## Required task
Make an exact copy of the entries, and keep any pictures out of it.

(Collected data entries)
(begin)
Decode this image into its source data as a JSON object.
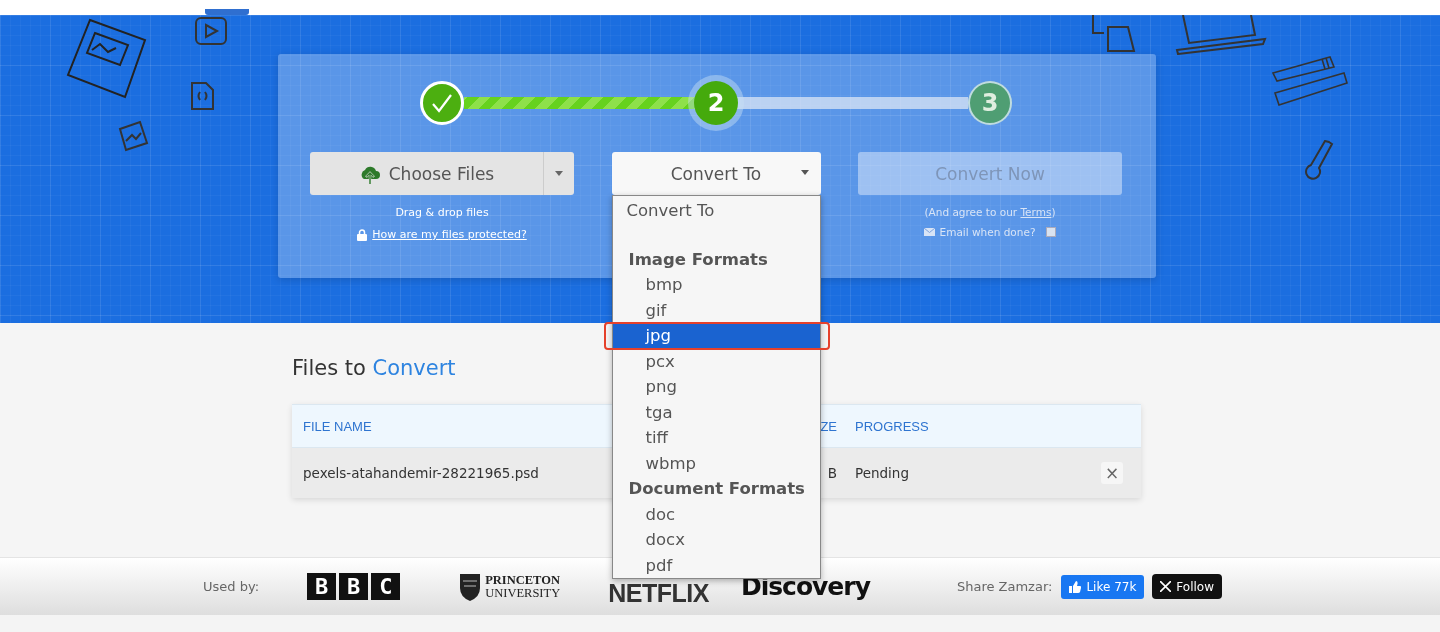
{
  "hero": {
    "steps": [
      {
        "completed": true,
        "current": false
      },
      {
        "completed": false,
        "current": true,
        "number": "2"
      },
      {
        "completed": false,
        "current": false,
        "number": "3"
      }
    ],
    "progress": {
      "level": 0.5
    },
    "choose_files": {
      "label": "Choose Files",
      "hint": "Drag & drop files",
      "link": "How are my files protected?"
    },
    "convert_to": {
      "label": "Convert To",
      "expanded": true
    },
    "convert_now": {
      "label": "Convert Now",
      "disabled": true,
      "note": "(And agree to our ",
      "terms_link": "Terms",
      "note_end": ")",
      "email_label": "Email when done?",
      "email_checked": false
    }
  },
  "dropdown": {
    "items": [
      {
        "kind": "option",
        "label": "Convert To",
        "selected": false,
        "outlined": false
      },
      {
        "kind": "spacer"
      },
      {
        "kind": "group",
        "label": "Image Formats"
      },
      {
        "kind": "option",
        "label": "bmp",
        "selected": false,
        "outlined": false
      },
      {
        "kind": "option",
        "label": "gif",
        "selected": false,
        "outlined": false
      },
      {
        "kind": "option",
        "label": "jpg",
        "selected": true,
        "outlined": true
      },
      {
        "kind": "option",
        "label": "pcx",
        "selected": false,
        "outlined": false
      },
      {
        "kind": "option",
        "label": "png",
        "selected": false,
        "outlined": false
      },
      {
        "kind": "option",
        "label": "tga",
        "selected": false,
        "outlined": false
      },
      {
        "kind": "option",
        "label": "tiff",
        "selected": false,
        "outlined": false
      },
      {
        "kind": "option",
        "label": "wbmp",
        "selected": false,
        "outlined": false
      },
      {
        "kind": "group",
        "label": "Document Formats"
      },
      {
        "kind": "option",
        "label": "doc",
        "selected": false,
        "outlined": false
      },
      {
        "kind": "option",
        "label": "docx",
        "selected": false,
        "outlined": false
      },
      {
        "kind": "option",
        "label": "pdf",
        "selected": false,
        "outlined": false
      }
    ]
  },
  "files": {
    "title": "Files to ",
    "title_accent": "Convert",
    "columns": [
      {
        "label": "FILE NAME"
      },
      {
        "label": "ZE"
      },
      {
        "label": "PROGRESS"
      }
    ],
    "rows": [
      {
        "file_name": "pexels-atahandemir-28221965.psd",
        "size": "B",
        "progress": "Pending",
        "remove": "×"
      }
    ]
  },
  "footer": {
    "used_by": "Used by:",
    "logos": [
      {
        "kind": "bbc",
        "text": "BBC"
      },
      {
        "kind": "princeton",
        "text": "PRINCETON",
        "text_2": "UNIVERSITY"
      },
      {
        "kind": "netflix",
        "text": "NETFLIX"
      },
      {
        "kind": "discovery",
        "text": "Discovery"
      }
    ],
    "share": "Share Zamzar:",
    "like": "Like 77k",
    "follow": "Follow"
  }
}
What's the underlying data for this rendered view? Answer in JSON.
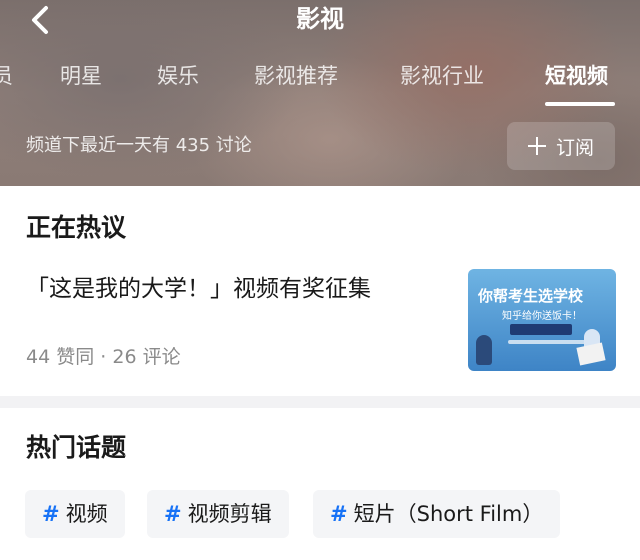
{
  "header": {
    "title": "影视",
    "tabs": [
      {
        "label": "员"
      },
      {
        "label": "明星"
      },
      {
        "label": "娱乐"
      },
      {
        "label": "影视推荐"
      },
      {
        "label": "影视行业"
      },
      {
        "label": "短视频",
        "active": true
      }
    ],
    "subtitle": "频道下最近一天有 435 讨论",
    "subscribe_label": "订阅"
  },
  "hot": {
    "section_title": "正在热议",
    "headline": "「这是我的大学！」视频有奖征集",
    "likes": "44 赞同",
    "separator": "·",
    "comments": "26 评论",
    "thumbnail": {
      "title": "你帮考生选学校",
      "subtitle": "知乎给你送饭卡！",
      "icon": "campaign-poster"
    }
  },
  "topics": {
    "section_title": "热门话题",
    "chips": [
      {
        "hash": "#",
        "label": "视频"
      },
      {
        "hash": "#",
        "label": "视频剪辑"
      },
      {
        "hash": "#",
        "label": "短片（Short Film）"
      }
    ]
  },
  "colors": {
    "accent": "#1772f6",
    "text_primary": "#1a1a1a",
    "text_secondary": "#8a8a8a",
    "chip_bg": "#f4f5f7"
  }
}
(end)
## Solution below
Decode this image into its source data as a JSON object.
{
  "hero": {
    "steps": [
      {
        "completed": true,
        "current": false
      },
      {
        "completed": false,
        "current": true,
        "number": "2"
      },
      {
        "completed": false,
        "current": false,
        "number": "3"
      }
    ],
    "progress": {
      "level": 0.5
    },
    "choose_files": {
      "label": "Choose Files",
      "hint": "Drag & drop files",
      "link": "How are my files protected?"
    },
    "convert_to": {
      "label": "Convert To",
      "expanded": true
    },
    "convert_now": {
      "label": "Convert Now",
      "disabled": true,
      "note": "(And agree to our ",
      "terms_link": "Terms",
      "note_end": ")",
      "email_label": "Email when done?",
      "email_checked": false
    }
  },
  "dropdown": {
    "items": [
      {
        "kind": "option",
        "label": "Convert To",
        "selected": false,
        "outlined": false
      },
      {
        "kind": "spacer"
      },
      {
        "kind": "group",
        "label": "Image Formats"
      },
      {
        "kind": "option",
        "label": "bmp",
        "selected": false,
        "outlined": false
      },
      {
        "kind": "option",
        "label": "gif",
        "selected": false,
        "outlined": false
      },
      {
        "kind": "option",
        "label": "jpg",
        "selected": true,
        "outlined": true
      },
      {
        "kind": "option",
        "label": "pcx",
        "selected": false,
        "outlined": false
      },
      {
        "kind": "option",
        "label": "png",
        "selected": false,
        "outlined": false
      },
      {
        "kind": "option",
        "label": "tga",
        "selected": false,
        "outlined": false
      },
      {
        "kind": "option",
        "label": "tiff",
        "selected": false,
        "outlined": false
      },
      {
        "kind": "option",
        "label": "wbmp",
        "selected": false,
        "outlined": false
      },
      {
        "kind": "group",
        "label": "Document Formats"
      },
      {
        "kind": "option",
        "label": "doc",
        "selected": false,
        "outlined": false
      },
      {
        "kind": "option",
        "label": "docx",
        "selected": false,
        "outlined": false
      },
      {
        "kind": "option",
        "label": "pdf",
        "selected": false,
        "outlined": false
      }
    ]
  },
  "files": {
    "title": "Files to ",
    "title_accent": "Convert",
    "columns": [
      {
        "label": "FILE NAME"
      },
      {
        "label": "ZE"
      },
      {
        "label": "PROGRESS"
      }
    ],
    "rows": [
      {
        "file_name": "pexels-atahandemir-28221965.psd",
        "size": "B",
        "progress": "Pending",
        "remove": "×"
      }
    ]
  },
  "footer": {
    "used_by": "Used by:",
    "logos": [
      {
        "kind": "bbc",
        "text": "BBC"
      },
      {
        "kind": "princeton",
        "text": "PRINCETON",
        "text_2": "UNIVERSITY"
      },
      {
        "kind": "netflix",
        "text": "NETFLIX"
      },
      {
        "kind": "discovery",
        "text": "Discovery"
      }
    ],
    "share": "Share Zamzar:",
    "like": "Like 77k",
    "follow": "Follow"
  }
}
What's the underlying data for this rendered view? Answer in JSON.
{
  "header": {
    "title": "影视",
    "tabs": [
      {
        "label": "员"
      },
      {
        "label": "明星"
      },
      {
        "label": "娱乐"
      },
      {
        "label": "影视推荐"
      },
      {
        "label": "影视行业"
      },
      {
        "label": "短视频",
        "active": true
      }
    ],
    "subtitle": "频道下最近一天有 435 讨论",
    "subscribe_label": "订阅"
  },
  "hot": {
    "section_title": "正在热议",
    "headline": "「这是我的大学！」视频有奖征集",
    "likes": "44 赞同",
    "separator": "·",
    "comments": "26 评论",
    "thumbnail": {
      "title": "你帮考生选学校",
      "subtitle": "知乎给你送饭卡！",
      "icon": "campaign-poster"
    }
  },
  "topics": {
    "section_title": "热门话题",
    "chips": [
      {
        "hash": "#",
        "label": "视频"
      },
      {
        "hash": "#",
        "label": "视频剪辑"
      },
      {
        "hash": "#",
        "label": "短片（Short Film）"
      }
    ]
  },
  "colors": {
    "accent": "#1772f6",
    "text_primary": "#1a1a1a",
    "text_secondary": "#8a8a8a",
    "chip_bg": "#f4f5f7"
  }
}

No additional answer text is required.